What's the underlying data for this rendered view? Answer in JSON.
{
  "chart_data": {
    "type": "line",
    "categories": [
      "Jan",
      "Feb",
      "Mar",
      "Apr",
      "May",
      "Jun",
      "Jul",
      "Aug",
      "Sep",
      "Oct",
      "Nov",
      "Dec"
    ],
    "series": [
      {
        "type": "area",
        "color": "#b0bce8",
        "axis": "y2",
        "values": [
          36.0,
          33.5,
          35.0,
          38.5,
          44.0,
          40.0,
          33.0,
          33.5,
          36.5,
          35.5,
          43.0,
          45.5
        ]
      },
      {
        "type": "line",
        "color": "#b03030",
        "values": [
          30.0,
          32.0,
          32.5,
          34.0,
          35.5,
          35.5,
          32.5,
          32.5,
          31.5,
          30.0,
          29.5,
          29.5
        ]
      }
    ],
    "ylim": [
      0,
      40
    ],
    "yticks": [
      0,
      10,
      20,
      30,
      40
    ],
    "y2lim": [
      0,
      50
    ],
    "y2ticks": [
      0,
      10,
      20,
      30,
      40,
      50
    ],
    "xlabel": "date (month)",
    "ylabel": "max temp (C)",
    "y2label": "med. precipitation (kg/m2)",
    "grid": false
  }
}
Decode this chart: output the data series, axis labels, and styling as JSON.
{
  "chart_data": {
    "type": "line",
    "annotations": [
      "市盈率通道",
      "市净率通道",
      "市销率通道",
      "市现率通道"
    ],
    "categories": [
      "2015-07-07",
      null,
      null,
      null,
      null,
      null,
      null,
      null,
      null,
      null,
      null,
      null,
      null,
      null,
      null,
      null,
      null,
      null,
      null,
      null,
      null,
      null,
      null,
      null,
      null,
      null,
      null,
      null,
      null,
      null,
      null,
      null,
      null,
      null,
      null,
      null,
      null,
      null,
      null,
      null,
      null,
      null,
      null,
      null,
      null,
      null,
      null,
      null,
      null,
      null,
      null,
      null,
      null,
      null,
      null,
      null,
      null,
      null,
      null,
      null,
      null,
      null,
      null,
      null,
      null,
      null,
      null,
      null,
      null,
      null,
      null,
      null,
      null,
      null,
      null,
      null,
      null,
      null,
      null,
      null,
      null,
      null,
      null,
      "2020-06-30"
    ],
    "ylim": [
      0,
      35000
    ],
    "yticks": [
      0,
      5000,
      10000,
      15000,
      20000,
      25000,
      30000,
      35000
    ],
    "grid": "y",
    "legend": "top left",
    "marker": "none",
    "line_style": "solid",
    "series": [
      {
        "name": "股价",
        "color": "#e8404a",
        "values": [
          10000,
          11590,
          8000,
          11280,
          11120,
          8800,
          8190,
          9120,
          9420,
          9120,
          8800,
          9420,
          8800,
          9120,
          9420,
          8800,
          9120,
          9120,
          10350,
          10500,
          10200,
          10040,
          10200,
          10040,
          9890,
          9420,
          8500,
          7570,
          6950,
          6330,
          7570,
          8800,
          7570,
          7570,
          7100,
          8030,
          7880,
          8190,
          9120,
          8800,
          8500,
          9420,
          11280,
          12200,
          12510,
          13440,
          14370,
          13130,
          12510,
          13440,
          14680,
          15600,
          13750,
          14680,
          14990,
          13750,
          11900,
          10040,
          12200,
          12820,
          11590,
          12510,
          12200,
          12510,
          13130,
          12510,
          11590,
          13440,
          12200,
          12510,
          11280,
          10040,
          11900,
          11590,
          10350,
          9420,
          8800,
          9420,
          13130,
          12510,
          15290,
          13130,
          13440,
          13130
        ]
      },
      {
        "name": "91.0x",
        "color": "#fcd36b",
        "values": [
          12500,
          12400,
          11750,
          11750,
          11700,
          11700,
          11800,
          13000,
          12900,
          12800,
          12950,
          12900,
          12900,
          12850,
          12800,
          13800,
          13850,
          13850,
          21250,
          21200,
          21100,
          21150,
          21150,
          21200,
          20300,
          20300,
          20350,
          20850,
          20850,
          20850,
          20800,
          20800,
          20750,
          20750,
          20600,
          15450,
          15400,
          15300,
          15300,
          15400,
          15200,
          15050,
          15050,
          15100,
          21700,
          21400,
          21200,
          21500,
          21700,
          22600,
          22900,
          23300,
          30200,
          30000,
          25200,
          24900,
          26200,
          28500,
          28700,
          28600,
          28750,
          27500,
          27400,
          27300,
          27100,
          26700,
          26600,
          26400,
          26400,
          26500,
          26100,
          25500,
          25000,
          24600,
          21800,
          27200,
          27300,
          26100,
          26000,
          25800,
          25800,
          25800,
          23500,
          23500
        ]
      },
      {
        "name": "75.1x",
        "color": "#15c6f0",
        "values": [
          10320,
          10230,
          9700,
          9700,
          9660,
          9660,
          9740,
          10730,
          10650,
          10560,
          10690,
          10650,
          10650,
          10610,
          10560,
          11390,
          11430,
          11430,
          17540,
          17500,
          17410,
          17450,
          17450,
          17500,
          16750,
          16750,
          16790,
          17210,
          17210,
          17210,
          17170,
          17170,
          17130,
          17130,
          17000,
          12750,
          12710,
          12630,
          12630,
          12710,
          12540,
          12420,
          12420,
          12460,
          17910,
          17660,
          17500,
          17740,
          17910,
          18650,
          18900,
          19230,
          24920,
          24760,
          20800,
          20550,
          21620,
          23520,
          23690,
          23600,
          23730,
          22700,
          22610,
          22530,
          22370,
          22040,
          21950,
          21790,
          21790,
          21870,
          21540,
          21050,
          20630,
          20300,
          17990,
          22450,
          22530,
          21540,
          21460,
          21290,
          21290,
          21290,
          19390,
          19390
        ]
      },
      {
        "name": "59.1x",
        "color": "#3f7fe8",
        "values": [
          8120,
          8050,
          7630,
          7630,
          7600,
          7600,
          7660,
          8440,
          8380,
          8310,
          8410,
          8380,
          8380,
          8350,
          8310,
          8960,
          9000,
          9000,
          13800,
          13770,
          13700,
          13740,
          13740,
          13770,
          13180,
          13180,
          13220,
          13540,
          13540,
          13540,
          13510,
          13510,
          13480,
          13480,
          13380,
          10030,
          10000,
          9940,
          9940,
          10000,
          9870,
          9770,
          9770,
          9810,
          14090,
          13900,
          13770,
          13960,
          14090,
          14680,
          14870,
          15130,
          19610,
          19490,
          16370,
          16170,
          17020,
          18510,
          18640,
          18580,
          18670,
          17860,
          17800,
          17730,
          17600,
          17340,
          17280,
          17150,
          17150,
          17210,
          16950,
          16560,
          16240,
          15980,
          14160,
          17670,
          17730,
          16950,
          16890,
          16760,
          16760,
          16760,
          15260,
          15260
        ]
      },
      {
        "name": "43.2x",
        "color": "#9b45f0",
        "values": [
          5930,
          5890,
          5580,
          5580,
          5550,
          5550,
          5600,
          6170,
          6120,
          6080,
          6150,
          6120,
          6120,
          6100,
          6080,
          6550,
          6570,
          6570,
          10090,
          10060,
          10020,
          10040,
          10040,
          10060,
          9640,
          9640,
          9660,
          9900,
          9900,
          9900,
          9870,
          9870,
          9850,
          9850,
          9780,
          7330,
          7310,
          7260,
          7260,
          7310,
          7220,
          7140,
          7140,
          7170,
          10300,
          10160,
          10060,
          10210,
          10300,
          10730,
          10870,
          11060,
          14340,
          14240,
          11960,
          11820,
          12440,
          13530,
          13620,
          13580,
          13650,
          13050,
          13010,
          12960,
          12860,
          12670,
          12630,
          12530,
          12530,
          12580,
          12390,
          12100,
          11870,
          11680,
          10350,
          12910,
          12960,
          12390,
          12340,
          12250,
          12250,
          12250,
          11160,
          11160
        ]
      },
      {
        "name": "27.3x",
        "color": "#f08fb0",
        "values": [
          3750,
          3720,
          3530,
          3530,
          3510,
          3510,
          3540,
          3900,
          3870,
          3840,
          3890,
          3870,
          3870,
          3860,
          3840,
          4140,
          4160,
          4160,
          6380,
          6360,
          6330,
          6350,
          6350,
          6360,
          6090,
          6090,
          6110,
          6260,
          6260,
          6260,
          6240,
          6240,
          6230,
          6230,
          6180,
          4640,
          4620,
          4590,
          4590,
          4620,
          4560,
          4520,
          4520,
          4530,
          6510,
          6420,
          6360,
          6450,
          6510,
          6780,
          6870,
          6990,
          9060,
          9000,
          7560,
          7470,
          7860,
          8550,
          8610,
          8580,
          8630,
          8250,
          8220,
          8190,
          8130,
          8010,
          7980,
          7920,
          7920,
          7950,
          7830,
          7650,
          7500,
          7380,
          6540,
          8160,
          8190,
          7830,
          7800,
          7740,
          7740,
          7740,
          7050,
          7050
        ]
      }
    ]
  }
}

### THE REQUEST
Extract every line containing the string "axis" from the data above.

### EXERCISE OUTPUT
        "axis": "y2",
Decode this chart: output the data series, axis labels, and styling as JSON.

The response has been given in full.